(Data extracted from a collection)
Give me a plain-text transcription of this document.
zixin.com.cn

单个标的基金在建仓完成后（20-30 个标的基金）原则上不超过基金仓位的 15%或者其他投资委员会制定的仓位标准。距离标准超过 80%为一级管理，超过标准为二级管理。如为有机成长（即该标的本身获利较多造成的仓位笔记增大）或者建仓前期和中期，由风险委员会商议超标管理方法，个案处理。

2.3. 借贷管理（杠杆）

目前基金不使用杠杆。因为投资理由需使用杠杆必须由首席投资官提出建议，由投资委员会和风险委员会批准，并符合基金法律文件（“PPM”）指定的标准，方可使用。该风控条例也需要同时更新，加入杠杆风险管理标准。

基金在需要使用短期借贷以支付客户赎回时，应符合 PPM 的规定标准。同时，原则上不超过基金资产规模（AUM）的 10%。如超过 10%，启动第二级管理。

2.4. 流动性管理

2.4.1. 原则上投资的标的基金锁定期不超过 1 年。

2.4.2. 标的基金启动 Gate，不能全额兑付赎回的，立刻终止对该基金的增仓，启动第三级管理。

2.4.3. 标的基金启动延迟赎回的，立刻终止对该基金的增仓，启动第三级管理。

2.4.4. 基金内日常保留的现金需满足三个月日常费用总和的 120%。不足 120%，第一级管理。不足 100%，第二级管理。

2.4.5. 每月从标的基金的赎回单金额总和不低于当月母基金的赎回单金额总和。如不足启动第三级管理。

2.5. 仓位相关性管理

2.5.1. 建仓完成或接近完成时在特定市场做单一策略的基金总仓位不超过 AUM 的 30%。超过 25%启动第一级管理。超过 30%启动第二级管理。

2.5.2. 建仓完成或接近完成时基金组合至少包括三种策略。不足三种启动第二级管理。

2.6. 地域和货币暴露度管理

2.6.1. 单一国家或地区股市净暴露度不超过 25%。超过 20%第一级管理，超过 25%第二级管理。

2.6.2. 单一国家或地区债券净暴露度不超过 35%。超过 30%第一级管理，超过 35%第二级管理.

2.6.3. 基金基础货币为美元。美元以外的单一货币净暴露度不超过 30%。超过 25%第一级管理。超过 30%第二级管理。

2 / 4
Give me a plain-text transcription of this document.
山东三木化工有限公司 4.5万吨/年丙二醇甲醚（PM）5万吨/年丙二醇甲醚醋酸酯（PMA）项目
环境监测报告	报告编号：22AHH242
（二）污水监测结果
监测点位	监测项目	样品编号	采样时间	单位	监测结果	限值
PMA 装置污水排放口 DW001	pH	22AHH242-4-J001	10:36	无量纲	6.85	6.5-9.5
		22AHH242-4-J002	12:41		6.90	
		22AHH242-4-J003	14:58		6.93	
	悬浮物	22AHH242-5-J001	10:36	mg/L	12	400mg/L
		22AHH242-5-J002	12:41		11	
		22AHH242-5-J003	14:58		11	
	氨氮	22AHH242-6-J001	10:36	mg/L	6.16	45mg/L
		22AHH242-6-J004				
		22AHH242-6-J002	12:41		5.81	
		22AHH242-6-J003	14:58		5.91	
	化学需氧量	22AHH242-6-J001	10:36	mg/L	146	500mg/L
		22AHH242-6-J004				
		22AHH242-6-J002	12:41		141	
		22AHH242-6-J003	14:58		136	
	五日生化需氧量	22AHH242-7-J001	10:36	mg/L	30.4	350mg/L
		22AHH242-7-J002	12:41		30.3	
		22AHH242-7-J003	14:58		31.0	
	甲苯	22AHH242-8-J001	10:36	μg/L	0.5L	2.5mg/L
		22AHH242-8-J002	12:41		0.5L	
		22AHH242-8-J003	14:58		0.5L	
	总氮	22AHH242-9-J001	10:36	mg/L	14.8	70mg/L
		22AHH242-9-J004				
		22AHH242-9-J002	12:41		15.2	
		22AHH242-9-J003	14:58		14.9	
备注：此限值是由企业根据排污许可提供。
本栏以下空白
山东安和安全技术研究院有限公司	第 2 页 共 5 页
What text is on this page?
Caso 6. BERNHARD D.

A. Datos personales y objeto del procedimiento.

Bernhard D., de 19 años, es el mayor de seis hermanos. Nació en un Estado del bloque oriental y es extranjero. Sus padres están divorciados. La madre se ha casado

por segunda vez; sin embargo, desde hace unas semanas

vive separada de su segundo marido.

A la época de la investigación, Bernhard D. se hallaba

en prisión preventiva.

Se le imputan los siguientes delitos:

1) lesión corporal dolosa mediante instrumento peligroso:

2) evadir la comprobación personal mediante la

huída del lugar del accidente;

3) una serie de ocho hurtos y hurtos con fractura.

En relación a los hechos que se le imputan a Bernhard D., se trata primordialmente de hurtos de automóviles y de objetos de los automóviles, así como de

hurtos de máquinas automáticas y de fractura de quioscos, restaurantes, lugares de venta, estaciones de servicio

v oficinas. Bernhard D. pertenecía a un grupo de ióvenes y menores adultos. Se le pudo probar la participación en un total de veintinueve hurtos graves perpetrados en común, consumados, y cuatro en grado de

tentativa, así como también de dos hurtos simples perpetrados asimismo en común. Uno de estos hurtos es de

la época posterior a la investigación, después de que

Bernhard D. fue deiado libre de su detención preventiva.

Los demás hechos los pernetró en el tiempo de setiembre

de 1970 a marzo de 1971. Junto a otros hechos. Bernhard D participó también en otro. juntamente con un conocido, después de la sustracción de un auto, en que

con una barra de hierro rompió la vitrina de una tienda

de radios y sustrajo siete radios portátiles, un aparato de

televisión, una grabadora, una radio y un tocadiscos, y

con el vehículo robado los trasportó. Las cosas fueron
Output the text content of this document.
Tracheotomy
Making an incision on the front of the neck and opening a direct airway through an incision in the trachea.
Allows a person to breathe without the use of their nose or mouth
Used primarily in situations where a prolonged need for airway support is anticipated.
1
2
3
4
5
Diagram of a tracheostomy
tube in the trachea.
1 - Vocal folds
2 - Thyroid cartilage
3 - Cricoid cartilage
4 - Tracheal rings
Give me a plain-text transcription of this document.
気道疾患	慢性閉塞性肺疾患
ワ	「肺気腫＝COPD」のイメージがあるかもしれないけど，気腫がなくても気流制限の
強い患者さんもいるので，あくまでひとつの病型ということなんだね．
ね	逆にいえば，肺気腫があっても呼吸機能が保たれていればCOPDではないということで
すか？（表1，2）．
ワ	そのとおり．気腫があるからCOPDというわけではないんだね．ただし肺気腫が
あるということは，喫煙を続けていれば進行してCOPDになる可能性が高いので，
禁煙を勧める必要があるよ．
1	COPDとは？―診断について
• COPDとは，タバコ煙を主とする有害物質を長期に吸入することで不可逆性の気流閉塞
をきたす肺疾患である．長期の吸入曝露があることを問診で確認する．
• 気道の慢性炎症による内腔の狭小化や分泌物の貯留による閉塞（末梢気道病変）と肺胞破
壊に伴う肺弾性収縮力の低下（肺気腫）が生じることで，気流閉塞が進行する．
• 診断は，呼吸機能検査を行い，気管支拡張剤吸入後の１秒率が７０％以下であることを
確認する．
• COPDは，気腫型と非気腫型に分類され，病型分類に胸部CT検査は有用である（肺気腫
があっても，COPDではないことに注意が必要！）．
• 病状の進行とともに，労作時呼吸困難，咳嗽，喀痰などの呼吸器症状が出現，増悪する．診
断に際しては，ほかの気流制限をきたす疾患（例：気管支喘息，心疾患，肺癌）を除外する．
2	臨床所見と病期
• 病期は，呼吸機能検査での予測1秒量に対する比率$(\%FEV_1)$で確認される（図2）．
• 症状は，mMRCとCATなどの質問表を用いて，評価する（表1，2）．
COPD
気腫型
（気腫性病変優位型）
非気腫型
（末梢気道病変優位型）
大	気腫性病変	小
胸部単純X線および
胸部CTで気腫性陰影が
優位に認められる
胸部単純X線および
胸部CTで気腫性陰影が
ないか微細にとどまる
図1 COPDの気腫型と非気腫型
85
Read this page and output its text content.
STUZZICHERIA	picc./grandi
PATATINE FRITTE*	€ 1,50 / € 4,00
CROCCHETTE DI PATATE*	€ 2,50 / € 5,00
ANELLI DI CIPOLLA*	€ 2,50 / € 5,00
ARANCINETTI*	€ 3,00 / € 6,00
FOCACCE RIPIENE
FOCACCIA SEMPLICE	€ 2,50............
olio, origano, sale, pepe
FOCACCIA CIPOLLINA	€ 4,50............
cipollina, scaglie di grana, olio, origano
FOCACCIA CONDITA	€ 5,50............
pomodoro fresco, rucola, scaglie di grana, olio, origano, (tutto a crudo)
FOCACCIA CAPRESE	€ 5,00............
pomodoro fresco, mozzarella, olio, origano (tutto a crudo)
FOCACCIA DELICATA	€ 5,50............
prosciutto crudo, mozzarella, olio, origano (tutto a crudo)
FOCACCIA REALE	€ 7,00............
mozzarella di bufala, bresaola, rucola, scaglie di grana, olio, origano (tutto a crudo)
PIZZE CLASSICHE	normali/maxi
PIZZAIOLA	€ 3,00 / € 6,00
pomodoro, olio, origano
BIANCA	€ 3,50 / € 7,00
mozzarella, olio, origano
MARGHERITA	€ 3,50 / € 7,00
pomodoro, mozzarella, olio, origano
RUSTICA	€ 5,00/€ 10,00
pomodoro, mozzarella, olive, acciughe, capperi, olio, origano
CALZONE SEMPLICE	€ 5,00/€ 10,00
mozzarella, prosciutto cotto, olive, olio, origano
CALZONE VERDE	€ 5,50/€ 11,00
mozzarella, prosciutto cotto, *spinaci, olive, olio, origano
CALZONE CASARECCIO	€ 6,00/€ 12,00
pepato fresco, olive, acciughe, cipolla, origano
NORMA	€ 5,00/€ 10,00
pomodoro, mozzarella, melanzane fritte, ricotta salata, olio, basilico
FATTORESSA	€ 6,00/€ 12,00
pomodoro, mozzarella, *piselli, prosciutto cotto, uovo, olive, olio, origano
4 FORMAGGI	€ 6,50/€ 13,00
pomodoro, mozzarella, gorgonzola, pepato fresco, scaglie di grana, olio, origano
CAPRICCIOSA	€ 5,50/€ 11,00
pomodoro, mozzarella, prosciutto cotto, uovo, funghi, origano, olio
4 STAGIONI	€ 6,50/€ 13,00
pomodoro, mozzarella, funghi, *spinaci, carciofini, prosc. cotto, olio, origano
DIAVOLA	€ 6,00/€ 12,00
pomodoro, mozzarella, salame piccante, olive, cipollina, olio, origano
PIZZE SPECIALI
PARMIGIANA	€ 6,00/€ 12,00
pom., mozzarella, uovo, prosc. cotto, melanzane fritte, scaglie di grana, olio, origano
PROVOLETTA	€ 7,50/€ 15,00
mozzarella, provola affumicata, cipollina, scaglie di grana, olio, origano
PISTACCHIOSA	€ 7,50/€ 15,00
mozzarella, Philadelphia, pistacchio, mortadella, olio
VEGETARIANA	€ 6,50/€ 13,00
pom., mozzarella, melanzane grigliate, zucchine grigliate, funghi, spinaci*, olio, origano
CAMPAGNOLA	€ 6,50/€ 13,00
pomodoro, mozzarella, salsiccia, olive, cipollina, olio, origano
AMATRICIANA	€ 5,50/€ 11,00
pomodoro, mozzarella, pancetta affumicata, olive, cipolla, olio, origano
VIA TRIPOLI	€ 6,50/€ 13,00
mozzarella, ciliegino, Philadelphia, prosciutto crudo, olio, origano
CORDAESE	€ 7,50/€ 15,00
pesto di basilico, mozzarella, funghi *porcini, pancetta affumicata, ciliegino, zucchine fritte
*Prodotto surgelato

EXERCISE
Using the listing above, return all lines where the word "pepato" occurs.

COMPLETE OUTPUT
pepato fresco, olive, acciughe, cipolla, origano
pomodoro, mozzarella, gorgonzola, pepato fresco, scaglie di grana, olio, origano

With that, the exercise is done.